_STATED EXERCISE:_ Rewrite the listing from its first line through the line containing "select-new-card-link[interactable]: Select new", swapping "screenshot" for "image" and changing nothing else.
======== INPUT FOR THIS TASK ========
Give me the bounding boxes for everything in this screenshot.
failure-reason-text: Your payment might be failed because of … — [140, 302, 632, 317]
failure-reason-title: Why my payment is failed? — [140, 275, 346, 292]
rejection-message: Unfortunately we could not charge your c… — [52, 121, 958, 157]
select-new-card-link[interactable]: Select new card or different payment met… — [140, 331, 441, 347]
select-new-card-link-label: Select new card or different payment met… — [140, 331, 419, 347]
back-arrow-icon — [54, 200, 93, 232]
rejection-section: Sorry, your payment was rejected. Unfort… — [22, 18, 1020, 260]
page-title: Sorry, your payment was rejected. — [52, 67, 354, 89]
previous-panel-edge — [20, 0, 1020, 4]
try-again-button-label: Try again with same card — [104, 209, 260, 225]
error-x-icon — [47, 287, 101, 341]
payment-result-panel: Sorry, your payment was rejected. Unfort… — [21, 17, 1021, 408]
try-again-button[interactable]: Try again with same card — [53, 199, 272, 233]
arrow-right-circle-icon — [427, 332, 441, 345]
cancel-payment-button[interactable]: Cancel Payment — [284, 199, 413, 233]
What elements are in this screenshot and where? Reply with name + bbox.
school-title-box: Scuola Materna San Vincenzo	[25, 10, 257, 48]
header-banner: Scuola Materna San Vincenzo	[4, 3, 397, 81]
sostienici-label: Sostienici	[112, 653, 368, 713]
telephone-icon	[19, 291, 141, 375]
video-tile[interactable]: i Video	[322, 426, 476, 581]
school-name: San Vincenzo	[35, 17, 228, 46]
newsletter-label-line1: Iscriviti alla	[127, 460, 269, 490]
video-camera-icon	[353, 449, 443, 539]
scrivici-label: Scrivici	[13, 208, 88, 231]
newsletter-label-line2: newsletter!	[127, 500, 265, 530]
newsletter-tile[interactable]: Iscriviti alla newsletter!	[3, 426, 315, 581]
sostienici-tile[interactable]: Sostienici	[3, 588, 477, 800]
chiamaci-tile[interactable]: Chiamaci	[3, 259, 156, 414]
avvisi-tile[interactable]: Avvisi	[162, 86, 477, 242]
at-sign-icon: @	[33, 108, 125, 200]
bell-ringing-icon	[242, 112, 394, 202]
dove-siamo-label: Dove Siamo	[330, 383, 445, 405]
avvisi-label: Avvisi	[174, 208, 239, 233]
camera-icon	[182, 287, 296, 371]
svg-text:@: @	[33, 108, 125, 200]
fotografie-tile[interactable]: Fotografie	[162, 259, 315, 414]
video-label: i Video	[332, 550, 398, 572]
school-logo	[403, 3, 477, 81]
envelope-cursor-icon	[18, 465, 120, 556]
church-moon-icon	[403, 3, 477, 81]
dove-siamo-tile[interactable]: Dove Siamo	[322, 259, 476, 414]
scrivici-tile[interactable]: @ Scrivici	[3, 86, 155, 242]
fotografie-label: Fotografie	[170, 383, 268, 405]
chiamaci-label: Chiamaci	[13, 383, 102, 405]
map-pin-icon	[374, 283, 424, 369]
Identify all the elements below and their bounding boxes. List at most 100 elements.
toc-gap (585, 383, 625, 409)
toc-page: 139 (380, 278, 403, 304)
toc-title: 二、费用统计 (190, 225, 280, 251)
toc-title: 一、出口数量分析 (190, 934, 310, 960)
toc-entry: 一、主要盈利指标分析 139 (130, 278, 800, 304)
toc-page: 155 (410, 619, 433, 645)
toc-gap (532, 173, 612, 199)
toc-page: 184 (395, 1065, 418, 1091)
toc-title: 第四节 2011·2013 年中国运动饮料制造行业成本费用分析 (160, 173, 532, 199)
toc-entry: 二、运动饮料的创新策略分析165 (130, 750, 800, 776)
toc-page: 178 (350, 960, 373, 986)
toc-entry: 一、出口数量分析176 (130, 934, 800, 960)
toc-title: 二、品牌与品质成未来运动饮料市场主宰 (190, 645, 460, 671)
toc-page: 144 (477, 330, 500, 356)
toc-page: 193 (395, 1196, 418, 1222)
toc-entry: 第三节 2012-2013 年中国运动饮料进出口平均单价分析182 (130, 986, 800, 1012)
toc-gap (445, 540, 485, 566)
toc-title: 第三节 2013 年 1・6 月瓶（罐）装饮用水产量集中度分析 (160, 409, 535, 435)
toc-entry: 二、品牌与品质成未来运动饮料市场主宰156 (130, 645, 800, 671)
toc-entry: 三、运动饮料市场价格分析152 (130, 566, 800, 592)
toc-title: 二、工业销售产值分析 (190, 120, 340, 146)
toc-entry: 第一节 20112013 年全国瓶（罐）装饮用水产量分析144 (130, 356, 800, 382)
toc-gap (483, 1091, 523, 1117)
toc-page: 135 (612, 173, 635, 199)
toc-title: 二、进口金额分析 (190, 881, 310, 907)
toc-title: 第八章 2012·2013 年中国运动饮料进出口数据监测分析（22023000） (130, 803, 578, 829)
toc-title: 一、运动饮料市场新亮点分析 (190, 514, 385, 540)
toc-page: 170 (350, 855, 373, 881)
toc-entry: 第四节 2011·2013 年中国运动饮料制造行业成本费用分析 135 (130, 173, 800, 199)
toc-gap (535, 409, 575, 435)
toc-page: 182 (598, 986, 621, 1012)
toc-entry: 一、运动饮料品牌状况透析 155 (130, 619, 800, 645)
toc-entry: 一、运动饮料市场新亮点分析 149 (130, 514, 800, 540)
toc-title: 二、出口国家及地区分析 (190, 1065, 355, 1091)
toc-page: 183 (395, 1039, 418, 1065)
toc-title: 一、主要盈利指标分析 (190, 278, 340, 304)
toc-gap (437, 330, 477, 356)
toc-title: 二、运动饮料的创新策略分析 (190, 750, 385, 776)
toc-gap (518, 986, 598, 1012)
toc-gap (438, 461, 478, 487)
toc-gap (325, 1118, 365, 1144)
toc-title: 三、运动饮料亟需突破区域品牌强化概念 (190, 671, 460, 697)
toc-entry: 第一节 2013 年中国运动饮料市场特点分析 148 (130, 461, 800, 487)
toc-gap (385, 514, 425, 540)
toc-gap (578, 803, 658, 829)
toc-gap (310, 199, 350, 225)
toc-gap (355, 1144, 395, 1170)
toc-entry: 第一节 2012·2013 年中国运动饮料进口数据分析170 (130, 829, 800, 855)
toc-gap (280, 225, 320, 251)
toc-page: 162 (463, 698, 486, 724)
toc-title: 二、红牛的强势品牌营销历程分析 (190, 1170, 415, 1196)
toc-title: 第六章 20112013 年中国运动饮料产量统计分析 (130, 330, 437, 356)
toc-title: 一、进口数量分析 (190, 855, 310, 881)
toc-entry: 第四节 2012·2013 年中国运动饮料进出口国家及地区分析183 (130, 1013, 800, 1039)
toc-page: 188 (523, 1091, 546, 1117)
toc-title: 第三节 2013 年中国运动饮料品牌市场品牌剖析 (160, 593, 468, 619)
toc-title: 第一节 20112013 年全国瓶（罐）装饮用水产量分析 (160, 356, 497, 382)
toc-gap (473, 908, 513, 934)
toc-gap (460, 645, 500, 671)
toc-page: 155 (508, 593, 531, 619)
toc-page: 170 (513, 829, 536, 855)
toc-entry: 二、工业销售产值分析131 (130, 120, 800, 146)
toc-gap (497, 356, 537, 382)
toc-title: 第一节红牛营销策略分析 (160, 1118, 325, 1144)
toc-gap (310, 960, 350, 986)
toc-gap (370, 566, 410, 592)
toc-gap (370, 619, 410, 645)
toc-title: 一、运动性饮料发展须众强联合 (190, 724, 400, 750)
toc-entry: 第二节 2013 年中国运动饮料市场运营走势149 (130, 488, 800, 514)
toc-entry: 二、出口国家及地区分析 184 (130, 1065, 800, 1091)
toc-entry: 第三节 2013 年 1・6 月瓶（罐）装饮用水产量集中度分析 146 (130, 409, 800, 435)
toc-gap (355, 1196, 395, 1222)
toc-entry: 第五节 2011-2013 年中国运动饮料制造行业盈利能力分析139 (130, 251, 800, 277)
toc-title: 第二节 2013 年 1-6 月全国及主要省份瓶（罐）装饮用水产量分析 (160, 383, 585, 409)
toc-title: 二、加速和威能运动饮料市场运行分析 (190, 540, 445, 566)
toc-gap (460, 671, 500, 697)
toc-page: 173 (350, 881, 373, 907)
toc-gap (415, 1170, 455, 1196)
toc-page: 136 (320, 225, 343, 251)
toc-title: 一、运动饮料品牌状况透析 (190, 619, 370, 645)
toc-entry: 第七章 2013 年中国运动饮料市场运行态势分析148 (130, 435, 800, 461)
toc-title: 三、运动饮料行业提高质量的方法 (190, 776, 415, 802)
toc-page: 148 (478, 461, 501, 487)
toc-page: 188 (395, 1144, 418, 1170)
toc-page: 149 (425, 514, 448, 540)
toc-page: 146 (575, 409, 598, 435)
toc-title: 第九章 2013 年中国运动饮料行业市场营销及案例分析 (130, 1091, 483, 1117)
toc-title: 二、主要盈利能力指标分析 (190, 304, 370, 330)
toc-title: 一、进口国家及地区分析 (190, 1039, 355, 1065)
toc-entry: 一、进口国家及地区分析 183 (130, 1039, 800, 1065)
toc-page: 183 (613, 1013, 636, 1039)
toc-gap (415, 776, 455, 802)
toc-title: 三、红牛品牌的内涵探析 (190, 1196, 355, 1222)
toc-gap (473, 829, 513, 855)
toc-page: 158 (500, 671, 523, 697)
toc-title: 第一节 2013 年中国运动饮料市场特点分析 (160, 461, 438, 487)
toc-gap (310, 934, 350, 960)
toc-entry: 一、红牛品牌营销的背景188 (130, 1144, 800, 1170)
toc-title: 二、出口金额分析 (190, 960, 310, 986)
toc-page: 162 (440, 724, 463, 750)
========
_TASK RESULT:_
Give me the bounding boxes for everything in this image.
failure-reason-text: Your payment might be failed because of … — [140, 302, 632, 317]
failure-reason-title: Why my payment is failed? — [140, 275, 346, 292]
rejection-message: Unfortunately we could not charge your c… — [52, 121, 958, 157]
select-new-card-link[interactable]: Select new card or different payment met… — [140, 331, 441, 347]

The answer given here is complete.